>> Begin Extracted information
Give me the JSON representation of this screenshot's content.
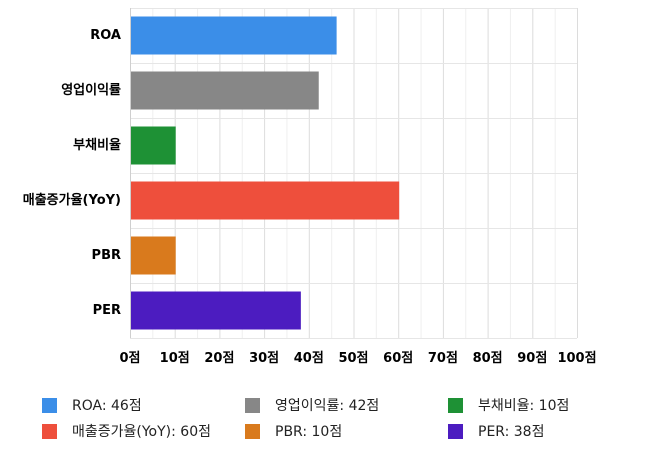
{
  "chart_data": {
    "type": "bar",
    "orientation": "horizontal",
    "categories": [
      "ROA",
      "영업이익률",
      "부채비율",
      "매출증가율(YoY)",
      "PBR",
      "PER"
    ],
    "values": [
      46,
      42,
      10,
      60,
      10,
      38
    ],
    "colors": [
      "#3b8ee8",
      "#878787",
      "#1e9135",
      "#ee4f3c",
      "#d97a1d",
      "#4c1cc0"
    ],
    "xlim": [
      0,
      100
    ],
    "x_ticks": [
      0,
      10,
      20,
      30,
      40,
      50,
      60,
      70,
      80,
      90,
      100
    ],
    "tick_suffix": "점",
    "grid": true,
    "legend_position": "bottom",
    "legend_rows": [
      [
        0,
        2,
        4
      ],
      [
        3,
        4,
        5
      ]
    ],
    "legend": [
      {
        "label": "ROA: 46점",
        "color": "#3b8ee8"
      },
      {
        "label": "영업이익률: 42점",
        "color": "#878787"
      },
      {
        "label": "부채비율: 10점",
        "color": "#1e9135"
      },
      {
        "label": "매출증가율(YoY): 60점",
        "color": "#ee4f3c"
      },
      {
        "label": "PBR: 10점",
        "color": "#d97a1d"
      },
      {
        "label": "PER: 38점",
        "color": "#4c1cc0"
      }
    ]
  }
}
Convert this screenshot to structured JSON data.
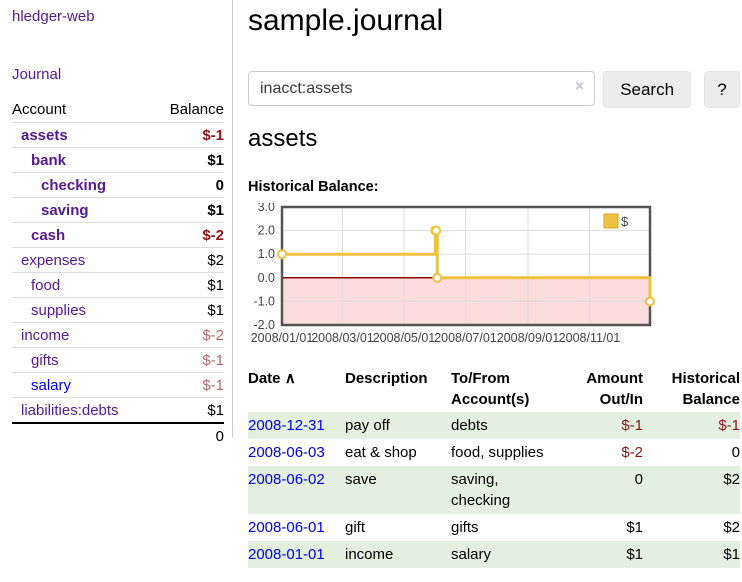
{
  "sidebar": {
    "brand": "hledger-web",
    "journal_link": "Journal",
    "accounts": {
      "headers": {
        "account": "Account",
        "balance": "Balance"
      },
      "rows": [
        {
          "name": "assets",
          "balance": "$-1",
          "depth": 1,
          "selected": true,
          "negative": true
        },
        {
          "name": "bank",
          "balance": "$1",
          "depth": 2,
          "selected": true,
          "negative": false
        },
        {
          "name": "checking",
          "balance": "0",
          "depth": 3,
          "selected": true,
          "negative": false
        },
        {
          "name": "saving",
          "balance": "$1",
          "depth": 3,
          "selected": true,
          "negative": false
        },
        {
          "name": "cash",
          "balance": "$-2",
          "depth": 2,
          "selected": true,
          "negative": true
        },
        {
          "name": "expenses",
          "balance": "$2",
          "depth": 1,
          "selected": false,
          "negative": false
        },
        {
          "name": "food",
          "balance": "$1",
          "depth": 2,
          "selected": false,
          "negative": false
        },
        {
          "name": "supplies",
          "balance": "$1",
          "depth": 2,
          "selected": false,
          "negative": false
        },
        {
          "name": "income",
          "balance": "$-2",
          "depth": 1,
          "selected": false,
          "negative": true
        },
        {
          "name": "gifts",
          "balance": "$-1",
          "depth": 2,
          "selected": false,
          "negative": true
        },
        {
          "name": "salary",
          "balance": "$-1",
          "depth": 2,
          "selected": false,
          "negative": true,
          "unvisited": true
        },
        {
          "name": "liabilities:debts",
          "balance": "$1",
          "depth": 1,
          "selected": false,
          "negative": false
        }
      ],
      "total": "0"
    }
  },
  "main": {
    "title": "sample.journal",
    "search": {
      "value": "inacct:assets",
      "clear_icon": "×",
      "button_label": "Search",
      "help_label": "?"
    },
    "account_heading": "assets",
    "chart_label": "Historical Balance:"
  },
  "chart_data": {
    "type": "line",
    "title": "Historical Balance",
    "series": [
      {
        "name": "$",
        "color": "#edc240",
        "step": true,
        "points": [
          {
            "x": "2008-01-01",
            "y": 1
          },
          {
            "x": "2008-06-01",
            "y": 2
          },
          {
            "x": "2008-06-02",
            "y": 2
          },
          {
            "x": "2008-06-03",
            "y": 0
          },
          {
            "x": "2008-12-31",
            "y": -1
          }
        ]
      }
    ],
    "x_ticks": [
      "2008/01/01",
      "2008/03/01",
      "2008/05/01",
      "2008/07/01",
      "2008/09/01",
      "2008/11/01"
    ],
    "y_ticks": [
      3.0,
      2.0,
      1.0,
      0.0,
      -1.0,
      -2.0
    ],
    "xlim": [
      "2008-01-01",
      "2008-12-31"
    ],
    "ylim": [
      -2,
      3
    ],
    "grid": true,
    "legend": {
      "label": "$",
      "position": "top-right"
    },
    "negative_region_color": "#fcdcdc",
    "zero_line_color": "#8b0000",
    "border_color": "#545454",
    "grid_color": "#dddddd"
  },
  "register": {
    "headers": {
      "date": "Date",
      "sort_indicator": "∧",
      "description": "Description",
      "accounts": "To/From Account(s)",
      "amount": "Amount Out/In",
      "balance": "Historical Balance"
    },
    "rows": [
      {
        "date": "2008-12-31",
        "description": "pay off",
        "accounts": "debts",
        "amount": "$-1",
        "balance": "$-1"
      },
      {
        "date": "2008-06-03",
        "description": "eat & shop",
        "accounts": "food, supplies",
        "amount": "$-2",
        "balance": "0"
      },
      {
        "date": "2008-06-02",
        "description": "save",
        "accounts": "saving, checking",
        "amount": "0",
        "balance": "$2"
      },
      {
        "date": "2008-06-01",
        "description": "gift",
        "accounts": "gifts",
        "amount": "$1",
        "balance": "$2"
      },
      {
        "date": "2008-01-01",
        "description": "income",
        "accounts": "salary",
        "amount": "$1",
        "balance": "$1"
      }
    ]
  },
  "colors": {
    "link_visited_purple": "#551a8b",
    "link_unvisited_blue": "#0000e0",
    "negative_strong": "#8b1717",
    "negative_faded": "#b26b6b",
    "row_stripe_green": "#e3f0e0",
    "button_gray": "#ececec",
    "series_gold": "#edc240"
  }
}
>> End Extracted information
Aim of the task:
Ignore the images and quote every line of the listing exactly.

Exercise response:
Give me the JSON representation of this screenshot's content.
{
  "chart_data": {
    "type": "bar",
    "orientation": "horizontal",
    "categories": [
      "ROA",
      "영업이익률",
      "부채비율",
      "매출증가율(YoY)",
      "PBR",
      "PER"
    ],
    "values": [
      46,
      42,
      10,
      60,
      10,
      38
    ],
    "colors": [
      "#3b8ee8",
      "#878787",
      "#1e9135",
      "#ee4f3c",
      "#d97a1d",
      "#4c1cc0"
    ],
    "xlim": [
      0,
      100
    ],
    "x_ticks": [
      0,
      10,
      20,
      30,
      40,
      50,
      60,
      70,
      80,
      90,
      100
    ],
    "tick_suffix": "점",
    "grid": true,
    "legend_position": "bottom",
    "legend_rows": [
      [
        0,
        2,
        4
      ],
      [
        3,
        4,
        5
      ]
    ],
    "legend": [
      {
        "label": "ROA: 46점",
        "color": "#3b8ee8"
      },
      {
        "label": "영업이익률: 42점",
        "color": "#878787"
      },
      {
        "label": "부채비율: 10점",
        "color": "#1e9135"
      },
      {
        "label": "매출증가율(YoY): 60점",
        "color": "#ee4f3c"
      },
      {
        "label": "PBR: 10점",
        "color": "#d97a1d"
      },
      {
        "label": "PER: 38점",
        "color": "#4c1cc0"
      }
    ]
  }
}
Convert this screenshot to structured JSON data.
{
  "sidebar": {
    "brand": "hledger-web",
    "journal_link": "Journal",
    "accounts": {
      "headers": {
        "account": "Account",
        "balance": "Balance"
      },
      "rows": [
        {
          "name": "assets",
          "balance": "$-1",
          "depth": 1,
          "selected": true,
          "negative": true
        },
        {
          "name": "bank",
          "balance": "$1",
          "depth": 2,
          "selected": true,
          "negative": false
        },
        {
          "name": "checking",
          "balance": "0",
          "depth": 3,
          "selected": true,
          "negative": false
        },
        {
          "name": "saving",
          "balance": "$1",
          "depth": 3,
          "selected": true,
          "negative": false
        },
        {
          "name": "cash",
          "balance": "$-2",
          "depth": 2,
          "selected": true,
          "negative": true
        },
        {
          "name": "expenses",
          "balance": "$2",
          "depth": 1,
          "selected": false,
          "negative": false
        },
        {
          "name": "food",
          "balance": "$1",
          "depth": 2,
          "selected": false,
          "negative": false
        },
        {
          "name": "supplies",
          "balance": "$1",
          "depth": 2,
          "selected": false,
          "negative": false
        },
        {
          "name": "income",
          "balance": "$-2",
          "depth": 1,
          "selected": false,
          "negative": true
        },
        {
          "name": "gifts",
          "balance": "$-1",
          "depth": 2,
          "selected": false,
          "negative": true
        },
        {
          "name": "salary",
          "balance": "$-1",
          "depth": 2,
          "selected": false,
          "negative": true,
          "unvisited": true
        },
        {
          "name": "liabilities:debts",
          "balance": "$1",
          "depth": 1,
          "selected": false,
          "negative": false
        }
      ],
      "total": "0"
    }
  },
  "main": {
    "title": "sample.journal",
    "search": {
      "value": "inacct:assets",
      "clear_icon": "×",
      "button_label": "Search",
      "help_label": "?"
    },
    "account_heading": "assets",
    "chart_label": "Historical Balance:"
  },
  "chart_data": {
    "type": "line",
    "title": "Historical Balance",
    "series": [
      {
        "name": "$",
        "color": "#edc240",
        "step": true,
        "points": [
          {
            "x": "2008-01-01",
            "y": 1
          },
          {
            "x": "2008-06-01",
            "y": 2
          },
          {
            "x": "2008-06-02",
            "y": 2
          },
          {
            "x": "2008-06-03",
            "y": 0
          },
          {
            "x": "2008-12-31",
            "y": -1
          }
        ]
      }
    ],
    "x_ticks": [
      "2008/01/01",
      "2008/03/01",
      "2008/05/01",
      "2008/07/01",
      "2008/09/01",
      "2008/11/01"
    ],
    "y_ticks": [
      3.0,
      2.0,
      1.0,
      0.0,
      -1.0,
      -2.0
    ],
    "xlim": [
      "2008-01-01",
      "2008-12-31"
    ],
    "ylim": [
      -2,
      3
    ],
    "grid": true,
    "legend": {
      "label": "$",
      "position": "top-right"
    },
    "negative_region_color": "#fcdcdc",
    "zero_line_color": "#8b0000",
    "border_color": "#545454",
    "grid_color": "#dddddd"
  },
  "register": {
    "headers": {
      "date": "Date",
      "sort_indicator": "∧",
      "description": "Description",
      "accounts": "To/From Account(s)",
      "amount": "Amount Out/In",
      "balance": "Historical Balance"
    },
    "rows": [
      {
        "date": "2008-12-31",
        "description": "pay off",
        "accounts": "debts",
        "amount": "$-1",
        "balance": "$-1"
      },
      {
        "date": "2008-06-03",
        "description": "eat & shop",
        "accounts": "food, supplies",
        "amount": "$-2",
        "balance": "0"
      },
      {
        "date": "2008-06-02",
        "description": "save",
        "accounts": "saving, checking",
        "amount": "0",
        "balance": "$2"
      },
      {
        "date": "2008-06-01",
        "description": "gift",
        "accounts": "gifts",
        "amount": "$1",
        "balance": "$2"
      },
      {
        "date": "2008-01-01",
        "description": "income",
        "accounts": "salary",
        "amount": "$1",
        "balance": "$1"
      }
    ]
  },
  "colors": {
    "link_visited_purple": "#551a8b",
    "link_unvisited_blue": "#0000e0",
    "negative_strong": "#8b1717",
    "negative_faded": "#b26b6b",
    "row_stripe_green": "#e3f0e0",
    "button_gray": "#ececec",
    "series_gold": "#edc240"
  }
}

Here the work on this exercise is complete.